**WORK TO DO**
Please rewrite every line of the material below as a JSON list of strings, one string per line and no blank lines. Leave the pictures out of your answer.

══ DATASET EXCERPTS ══

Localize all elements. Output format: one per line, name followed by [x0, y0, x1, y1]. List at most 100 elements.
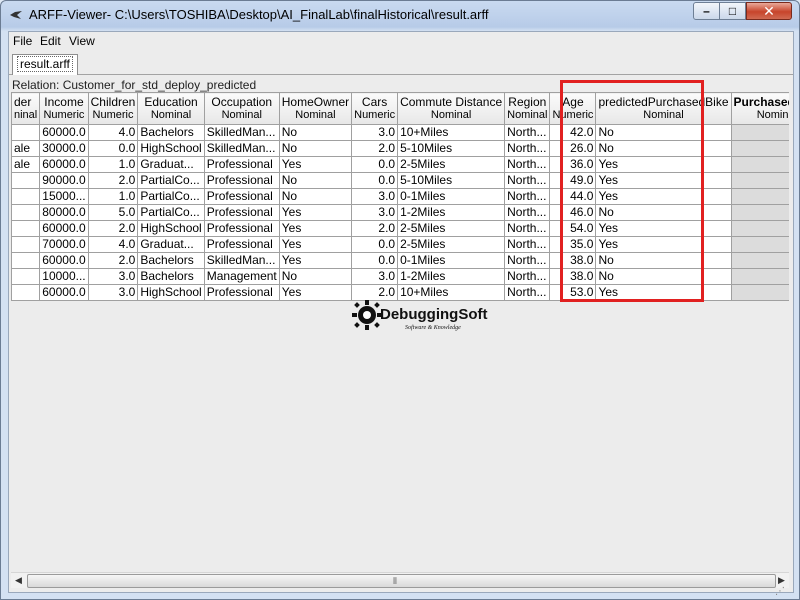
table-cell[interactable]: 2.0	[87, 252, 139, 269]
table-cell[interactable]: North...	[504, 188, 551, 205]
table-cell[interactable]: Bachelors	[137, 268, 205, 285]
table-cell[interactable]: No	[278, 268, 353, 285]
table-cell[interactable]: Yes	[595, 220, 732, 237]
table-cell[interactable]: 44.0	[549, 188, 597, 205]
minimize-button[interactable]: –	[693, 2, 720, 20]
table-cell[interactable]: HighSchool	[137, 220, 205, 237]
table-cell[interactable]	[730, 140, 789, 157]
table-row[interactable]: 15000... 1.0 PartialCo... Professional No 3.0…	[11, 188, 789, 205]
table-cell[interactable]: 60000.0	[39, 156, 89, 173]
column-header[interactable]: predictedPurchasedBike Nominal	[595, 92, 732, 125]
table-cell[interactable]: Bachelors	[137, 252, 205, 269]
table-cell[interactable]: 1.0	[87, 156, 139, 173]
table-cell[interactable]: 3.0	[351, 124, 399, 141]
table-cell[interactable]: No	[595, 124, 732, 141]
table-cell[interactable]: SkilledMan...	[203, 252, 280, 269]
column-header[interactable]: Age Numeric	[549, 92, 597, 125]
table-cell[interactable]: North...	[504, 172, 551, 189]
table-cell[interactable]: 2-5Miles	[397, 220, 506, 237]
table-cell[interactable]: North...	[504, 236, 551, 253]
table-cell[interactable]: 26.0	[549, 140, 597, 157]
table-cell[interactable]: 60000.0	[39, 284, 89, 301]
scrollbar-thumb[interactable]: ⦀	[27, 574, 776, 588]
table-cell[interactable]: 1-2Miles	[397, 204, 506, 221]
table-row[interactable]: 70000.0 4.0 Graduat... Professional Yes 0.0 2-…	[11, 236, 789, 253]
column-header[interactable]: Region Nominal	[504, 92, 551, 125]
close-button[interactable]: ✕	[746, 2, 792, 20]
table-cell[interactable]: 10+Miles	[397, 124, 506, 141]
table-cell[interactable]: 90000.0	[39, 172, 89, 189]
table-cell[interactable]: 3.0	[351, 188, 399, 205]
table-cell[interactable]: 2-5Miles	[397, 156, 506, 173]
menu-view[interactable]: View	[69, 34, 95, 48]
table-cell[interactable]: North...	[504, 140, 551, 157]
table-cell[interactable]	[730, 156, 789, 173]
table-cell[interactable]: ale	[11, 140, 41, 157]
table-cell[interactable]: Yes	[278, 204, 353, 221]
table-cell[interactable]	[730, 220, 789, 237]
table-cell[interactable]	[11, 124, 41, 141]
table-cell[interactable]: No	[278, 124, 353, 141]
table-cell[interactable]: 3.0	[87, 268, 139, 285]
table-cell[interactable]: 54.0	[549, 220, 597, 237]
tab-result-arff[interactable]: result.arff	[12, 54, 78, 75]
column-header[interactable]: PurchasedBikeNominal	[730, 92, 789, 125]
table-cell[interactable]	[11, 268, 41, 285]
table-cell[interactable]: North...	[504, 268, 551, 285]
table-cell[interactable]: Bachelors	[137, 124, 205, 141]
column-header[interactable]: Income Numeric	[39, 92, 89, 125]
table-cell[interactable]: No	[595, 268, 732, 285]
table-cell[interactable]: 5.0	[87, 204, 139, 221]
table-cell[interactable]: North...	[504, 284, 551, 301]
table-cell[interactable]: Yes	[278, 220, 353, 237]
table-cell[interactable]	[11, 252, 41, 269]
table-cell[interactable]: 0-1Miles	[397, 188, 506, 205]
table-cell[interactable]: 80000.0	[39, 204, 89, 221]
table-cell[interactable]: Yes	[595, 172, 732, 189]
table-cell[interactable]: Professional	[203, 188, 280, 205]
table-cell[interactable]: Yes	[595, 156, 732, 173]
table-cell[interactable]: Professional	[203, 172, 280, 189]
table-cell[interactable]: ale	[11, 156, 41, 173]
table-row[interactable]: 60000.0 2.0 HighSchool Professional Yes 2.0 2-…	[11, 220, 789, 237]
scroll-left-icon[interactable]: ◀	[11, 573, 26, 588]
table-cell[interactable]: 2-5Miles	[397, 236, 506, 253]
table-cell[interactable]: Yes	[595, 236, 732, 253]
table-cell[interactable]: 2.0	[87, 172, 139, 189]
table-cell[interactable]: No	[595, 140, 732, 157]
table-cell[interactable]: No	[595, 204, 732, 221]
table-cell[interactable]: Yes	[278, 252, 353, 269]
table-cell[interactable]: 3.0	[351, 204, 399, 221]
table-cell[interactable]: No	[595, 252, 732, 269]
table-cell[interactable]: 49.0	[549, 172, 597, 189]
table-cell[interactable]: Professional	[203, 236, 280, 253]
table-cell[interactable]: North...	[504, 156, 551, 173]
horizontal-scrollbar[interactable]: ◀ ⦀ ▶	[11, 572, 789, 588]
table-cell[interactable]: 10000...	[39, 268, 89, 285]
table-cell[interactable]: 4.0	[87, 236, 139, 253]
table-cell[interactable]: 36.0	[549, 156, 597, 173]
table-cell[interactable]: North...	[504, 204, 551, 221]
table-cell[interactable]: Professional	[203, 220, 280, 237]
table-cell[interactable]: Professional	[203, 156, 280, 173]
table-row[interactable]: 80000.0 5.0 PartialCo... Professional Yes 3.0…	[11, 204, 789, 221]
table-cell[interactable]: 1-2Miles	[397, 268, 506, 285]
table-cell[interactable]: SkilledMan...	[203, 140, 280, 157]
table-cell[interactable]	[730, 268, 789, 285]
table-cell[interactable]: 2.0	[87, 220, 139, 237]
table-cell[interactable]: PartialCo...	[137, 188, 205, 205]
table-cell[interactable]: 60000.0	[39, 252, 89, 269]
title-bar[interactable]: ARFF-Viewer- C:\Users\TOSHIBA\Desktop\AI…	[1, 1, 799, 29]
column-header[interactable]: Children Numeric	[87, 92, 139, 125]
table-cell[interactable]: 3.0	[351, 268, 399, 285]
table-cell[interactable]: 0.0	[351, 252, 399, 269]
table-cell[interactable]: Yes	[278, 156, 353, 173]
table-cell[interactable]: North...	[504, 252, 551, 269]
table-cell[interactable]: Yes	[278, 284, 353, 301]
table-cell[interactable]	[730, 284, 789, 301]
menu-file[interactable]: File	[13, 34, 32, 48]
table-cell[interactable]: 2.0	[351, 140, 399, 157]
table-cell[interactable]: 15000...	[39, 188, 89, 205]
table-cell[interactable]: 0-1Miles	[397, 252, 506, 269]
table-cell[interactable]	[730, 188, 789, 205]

═══

**ANSWER IN FULL**
[
  "Localize all elements. Output format: one per line, name followed by [x0, y0, x1, y1]. List at most 100 elements.",
  "table-cell[interactable]: 2.0\t[87, 252, 139, 269]",
  "table-cell[interactable]: North...\t[504, 188, 551, 205]",
  "table-cell[interactable]: Bachelors\t[137, 268, 205, 285]",
  "table-cell[interactable]: No\t[278, 268, 353, 285]",
  "table-cell[interactable]: Yes\t[595, 220, 732, 237]",
  "table-cell[interactable]: 44.0\t[549, 188, 597, 205]",
  "minimize-button[interactable]: –\t[693, 2, 720, 20]",
  "table-cell[interactable]: HighSchool\t[137, 220, 205, 237]",
  "table-cell[interactable]\t[730, 140, 789, 157]",
  "table-row[interactable]: 15000... 1.0 PartialCo... Professional No 3.0…\t[11, 188, 789, 205]",
  "table-cell[interactable]: 60000.0\t[39, 156, 89, 173]",
  "column-header[interactable]: predictedPurchasedBike Nominal\t[595, 92, 732, 125]",
  "table-cell[interactable]: Bachelors\t[137, 252, 205, 269]",
  "table-cell[interactable]: 1.0\t[87, 156, 139, 173]",
  "table-cell[interactable]: 3.0\t[351, 124, 399, 141]",
  "table-cell[interactable]: No\t[595, 124, 732, 141]",
  "table-cell[interactable]: SkilledMan...\t[203, 252, 280, 269]",
  "column-header[interactable]: Age Numeric\t[549, 92, 597, 125]",
  "table-cell[interactable]: North...\t[504, 172, 551, 189]",
  "table-cell[interactable]: 2-5Miles\t[397, 220, 506, 237]",
  "table-cell[interactable]: North...\t[504, 236, 551, 253]",
  "table-cell[interactable]: 26.0\t[549, 140, 597, 157]",
  "table-cell[interactable]: 60000.0\t[39, 284, 89, 301]",
  "scrollbar-thumb[interactable]: ⦀\t[27, 574, 776, 588]",
  "table-cell[interactable]: 1-2Miles\t[397, 204, 506, 221]",
  "table-row[interactable]: 70000.0 4.0 Graduat... Professional Yes 0.0 2-…\t[11, 236, 789, 253]",
  "column-header[interactable]: Region Nominal\t[504, 92, 551, 125]",
  "close-button[interactable]: ✕\t[746, 2, 792, 20]",
  "table-cell[interactable]: 10+Miles\t[397, 124, 506, 141]",
  "table-cell[interactable]: 90000.0\t[39, 172, 89, 189]",
  "table-cell[interactable]: 3.0\t[351, 188, 399, 205]",
  "table-cell[interactable]: 2-5Miles\t[397, 156, 506, 173]",
  "menu-view[interactable]: View\t[69, 34, 95, 48]",
  "table-cell[interactable]: North...\t[504, 140, 551, 157]",
  "table-cell[interactable]\t[730, 156, 789, 173]",
  "table-cell[interactable]: ale\t[11, 140, 41, 157]",
  "table-cell[interactable]: Yes\t[278, 204, 353, 221]",
  "table-cell[interactable]\t[730, 220, 789, 237]",
  "table-cell[interactable]\t[11, 124, 41, 141]",
  "table-cell[interactable]: No\t[278, 124, 353, 141]",
  "table-cell[interactable]: 3.0\t[87, 268, 139, 285]",
  "table-cell[interactable]: 54.0\t[549, 220, 597, 237]",
  "tab-result-arff[interactable]: result.arff\t[12, 54, 78, 75]",
  "column-header[interactable]: PurchasedBikeNominal\t[730, 92, 789, 125]",
  "table-cell[interactable]\t[11, 268, 41, 285]",
  "table-cell[interactable]: North...\t[504, 268, 551, 285]",
  "table-cell[interactable]: Bachelors\t[137, 124, 205, 141]",
  "column-header[interactable]: Income Numeric\t[39, 92, 89, 125]",
  "table-cell[interactable]: No\t[595, 268, 732, 285]",
  "table-cell[interactable]: 5.0\t[87, 204, 139, 221]",
  "table-cell[interactable]: North...\t[504, 284, 551, 301]",
  "table-cell[interactable]: Yes\t[278, 220, 353, 237]",
  "table-cell[interactable]\t[11, 252, 41, 269]",
  "table-cell[interactable]: 0-1Miles\t[397, 188, 506, 205]",
  "table-cell[interactable]: 80000.0\t[39, 204, 89, 221]",
  "table-cell[interactable]: Yes\t[595, 172, 732, 189]",
  "table-cell[interactable]: Professional\t[203, 188, 280, 205]",
  "table-cell[interactable]: Yes\t[595, 156, 732, 173]",
  "table-cell[interactable]: Professional\t[203, 172, 280, 189]",
  "table-cell[interactable]: ale\t[11, 156, 41, 173]",
  "table-row[interactable]: 60000.0 2.0 HighSchool Professional Yes 2.0 2-…\t[11, 220, 789, 237]",
  "scroll-left-icon[interactable]: ◀\t[11, 573, 26, 588]",
  "table-cell[interactable]: 2-5Miles\t[397, 236, 506, 253]",
  "table-cell[interactable]: Yes\t[595, 236, 732, 253]",
  "table-cell[interactable]: 2.0\t[87, 172, 139, 189]",
  "table-cell[interactable]: No\t[595, 140, 732, 157]",
  "table-cell[interactable]: No\t[595, 204, 732, 221]",
  "table-cell[interactable]: Yes\t[278, 252, 353, 269]",
  "table-cell[interactable]: 3.0\t[351, 204, 399, 221]",
  "table-cell[interactable]: No\t[595, 252, 732, 269]",
  "table-cell[interactable]: 49.0\t[549, 172, 597, 189]",
  "table-cell[interactable]: Professional\t[203, 236, 280, 253]",
  "table-cell[interactable]: North...\t[504, 156, 551, 173]",
  "horizontal-scrollbar[interactable]: ◀ ⦀ ▶\t[11, 572, 789, 588]",
  "table-cell[interactable]: 10000...\t[39, 268, 89, 285]",
  "table-cell[interactable]: 4.0\t[87, 236, 139, 253]",
  "table-cell[interactable]: 36.0\t[549, 156, 597, 173]",
  "table-cell[interactable]: North...\t[504, 204, 551, 221]",
  "table-cell[interactable]: Professional\t[203, 220, 280, 237]",
  "table-cell[interactable]: Professional\t[203, 156, 280, 173]",
  "table-row[interactable]: 80000.0 5.0 PartialCo... Professional Yes 3.0…\t[11, 204, 789, 221]",
  "table-cell[interactable]: 1-2Miles\t[397, 268, 506, 285]",
  "table-cell[interactable]: SkilledMan...\t[203, 140, 280, 157]",
  "table-cell[interactable]\t[730, 268, 789, 285]",
  "table-cell[interactable]: 2.0\t[87, 220, 139, 237]",
  "table-cell[interactable]: PartialCo...\t[137, 188, 205, 205]",
  "table-cell[interactable]: 60000.0\t[39, 252, 89, 269]",
  "title-bar[interactable]: ARFF-Viewer- C:\\Users\\TOSHIBA\\Desktop\\AI…\t[1, 1, 799, 29]",
  "column-header[interactable]: Children Numeric\t[87, 92, 139, 125]",
  "table-cell[interactable]: 3.0\t[351, 268, 399, 285]",
  "table-cell[interactable]: 0.0\t[351, 252, 399, 269]",
  "table-cell[interactable]: Yes\t[278, 156, 353, 173]",
  "table-cell[interactable]: North...\t[504, 252, 551, 269]",
  "table-cell[interactable]: Yes\t[278, 284, 353, 301]",
  "table-cell[interactable]\t[730, 284, 789, 301]",
  "menu-file[interactable]: File\t[13, 34, 32, 48]",
  "table-cell[interactable]: 2.0\t[351, 140, 399, 157]",
  "table-cell[interactable]: 15000...\t[39, 188, 89, 205]",
  "table-cell[interactable]: 0-1Miles\t[397, 252, 506, 269]",
  "table-cell[interactable]\t[730, 188, 789, 205]"
]